Exercise directions
Write every record out again exactly, and keep images out of it.

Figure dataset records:
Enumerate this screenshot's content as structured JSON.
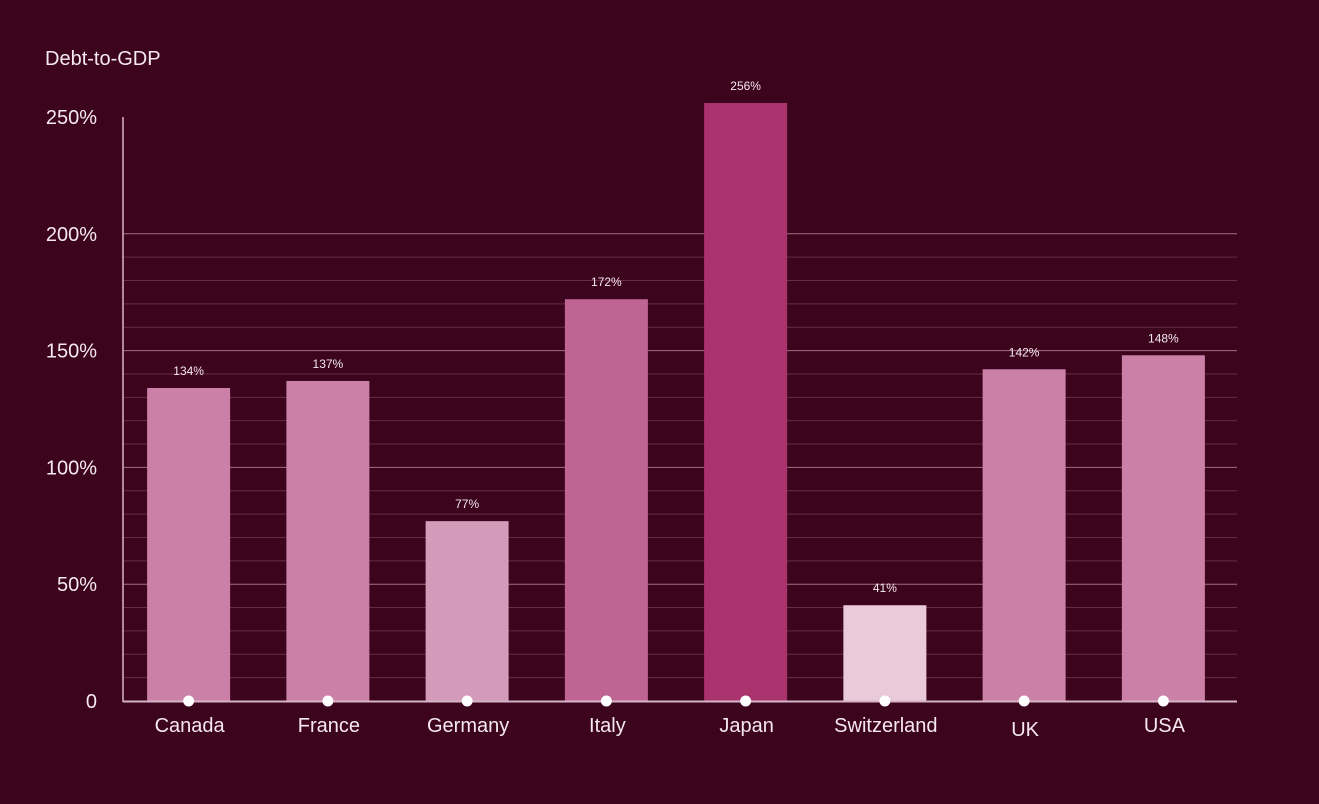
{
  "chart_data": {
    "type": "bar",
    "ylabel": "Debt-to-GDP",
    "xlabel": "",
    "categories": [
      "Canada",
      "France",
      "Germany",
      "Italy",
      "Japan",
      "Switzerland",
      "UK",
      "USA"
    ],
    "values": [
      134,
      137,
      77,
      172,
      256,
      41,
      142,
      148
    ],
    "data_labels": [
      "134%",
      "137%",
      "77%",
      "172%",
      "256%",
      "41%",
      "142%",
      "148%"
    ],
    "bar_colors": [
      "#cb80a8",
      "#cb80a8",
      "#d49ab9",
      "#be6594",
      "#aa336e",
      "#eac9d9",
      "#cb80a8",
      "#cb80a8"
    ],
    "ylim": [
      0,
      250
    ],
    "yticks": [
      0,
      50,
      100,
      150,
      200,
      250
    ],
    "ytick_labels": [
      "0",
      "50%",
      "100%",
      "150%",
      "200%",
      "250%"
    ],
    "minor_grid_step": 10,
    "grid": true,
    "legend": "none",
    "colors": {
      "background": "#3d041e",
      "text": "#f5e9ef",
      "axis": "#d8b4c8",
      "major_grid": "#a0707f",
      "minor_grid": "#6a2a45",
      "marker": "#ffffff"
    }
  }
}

Exercise answer
Enumerate this screenshot's content as structured JSON.
{
  "chart_data": {
    "type": "bar",
    "ylabel": "Debt-to-GDP",
    "xlabel": "",
    "categories": [
      "Canada",
      "France",
      "Germany",
      "Italy",
      "Japan",
      "Switzerland",
      "UK",
      "USA"
    ],
    "values": [
      134,
      137,
      77,
      172,
      256,
      41,
      142,
      148
    ],
    "data_labels": [
      "134%",
      "137%",
      "77%",
      "172%",
      "256%",
      "41%",
      "142%",
      "148%"
    ],
    "bar_colors": [
      "#cb80a8",
      "#cb80a8",
      "#d49ab9",
      "#be6594",
      "#aa336e",
      "#eac9d9",
      "#cb80a8",
      "#cb80a8"
    ],
    "ylim": [
      0,
      250
    ],
    "yticks": [
      0,
      50,
      100,
      150,
      200,
      250
    ],
    "ytick_labels": [
      "0",
      "50%",
      "100%",
      "150%",
      "200%",
      "250%"
    ],
    "minor_grid_step": 10,
    "grid": true,
    "legend": "none",
    "colors": {
      "background": "#3d041e",
      "text": "#f5e9ef",
      "axis": "#d8b4c8",
      "major_grid": "#a0707f",
      "minor_grid": "#6a2a45",
      "marker": "#ffffff"
    }
  }
}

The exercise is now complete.